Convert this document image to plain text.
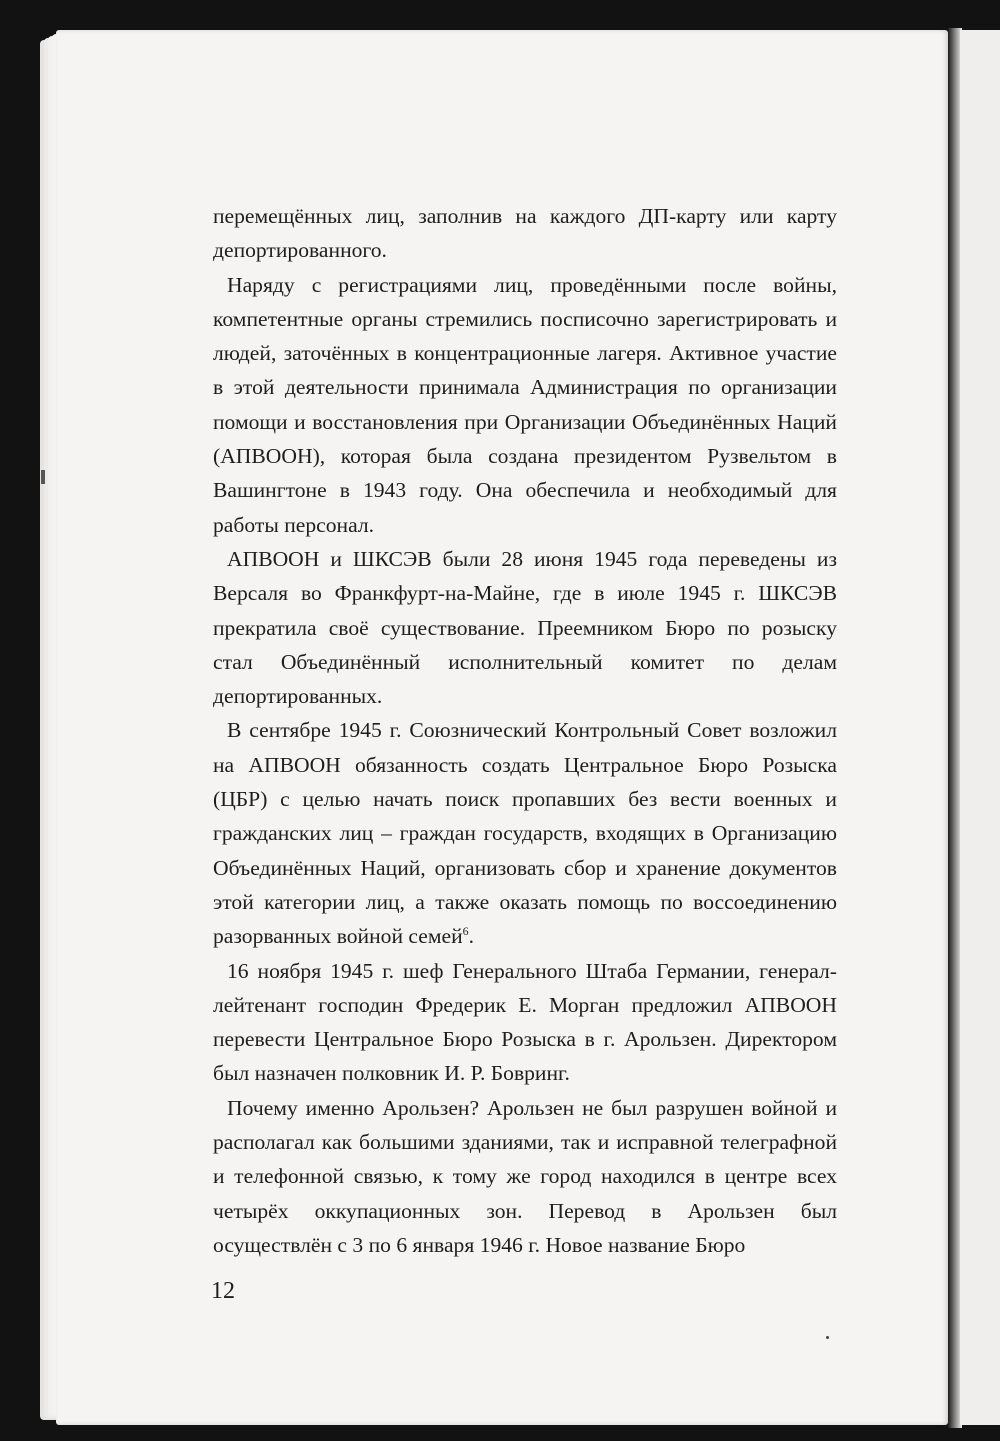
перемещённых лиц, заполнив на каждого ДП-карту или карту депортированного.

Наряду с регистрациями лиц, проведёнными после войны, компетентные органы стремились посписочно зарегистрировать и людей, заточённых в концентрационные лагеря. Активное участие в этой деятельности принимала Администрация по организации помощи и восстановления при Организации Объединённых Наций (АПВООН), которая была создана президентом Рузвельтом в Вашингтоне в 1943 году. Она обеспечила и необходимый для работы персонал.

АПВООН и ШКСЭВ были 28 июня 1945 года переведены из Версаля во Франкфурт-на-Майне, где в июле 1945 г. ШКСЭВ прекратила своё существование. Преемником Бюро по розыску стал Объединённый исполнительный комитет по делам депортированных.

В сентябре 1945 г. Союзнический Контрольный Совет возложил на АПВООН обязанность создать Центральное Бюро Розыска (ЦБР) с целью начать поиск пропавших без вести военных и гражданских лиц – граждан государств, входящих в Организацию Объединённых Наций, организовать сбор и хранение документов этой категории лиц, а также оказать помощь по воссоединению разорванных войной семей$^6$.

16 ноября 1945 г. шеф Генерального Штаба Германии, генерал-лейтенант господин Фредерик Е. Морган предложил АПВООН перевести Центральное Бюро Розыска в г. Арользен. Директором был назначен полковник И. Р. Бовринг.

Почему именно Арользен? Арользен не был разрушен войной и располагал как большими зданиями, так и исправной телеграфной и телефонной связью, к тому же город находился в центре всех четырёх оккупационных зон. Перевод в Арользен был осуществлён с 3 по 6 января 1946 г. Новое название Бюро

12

□ □ □ □ □ □ □

§ EXERCISE INSTRUCTIONS
Your task is to copy the entries in full and exactly, without any images.

§ COMPLETE OUTPUT
Convert this document image to plain text.
перемещённых лиц, заполнив на каждого ДП-карту или карту депортированного.

Наряду с регистрациями лиц, проведёнными после войны, компетентные органы стремились посписочно зарегистрировать и людей, заточённых в концентрационные лагеря. Активное участие в этой деятельности принимала Администрация по организации помощи и восстановления при Организации Объединённых Наций (АПВООН), которая была создана президентом Рузвельтом в Вашингтоне в 1943 году. Она обеспечила и необходимый для работы персонал.

АПВООН и ШКСЭВ были 28 июня 1945 года переведены из Версаля во Франкфурт-на-Майне, где в июле 1945 г. ШКСЭВ прекратила своё существование. Преемником Бюро по розыску стал Объединённый исполнительный комитет по делам депортированных.

В сентябре 1945 г. Союзнический Контрольный Совет возложил на АПВООН обязанность создать Центральное Бюро Розыска (ЦБР) с целью начать поиск пропавших без вести военных и гражданских лиц – граждан государств, входящих в Организацию Объединённых Наций, организовать сбор и хранение документов этой категории лиц, а также оказать помощь по воссоединению разорванных войной семей$^6$.

16 ноября 1945 г. шеф Генерального Штаба Германии, генерал-лейтенант господин Фредерик Е. Морган предложил АПВООН перевести Центральное Бюро Розыска в г. Арользен. Директором был назначен полковник И. Р. Бовринг.

Почему именно Арользен? Арользен не был разрушен войной и располагал как большими зданиями, так и исправной телеграфной и телефонной связью, к тому же город находился в центре всех четырёх оккупационных зон. Перевод в Арользен был осуществлён с 3 по 6 января 1946 г. Новое название Бюро

12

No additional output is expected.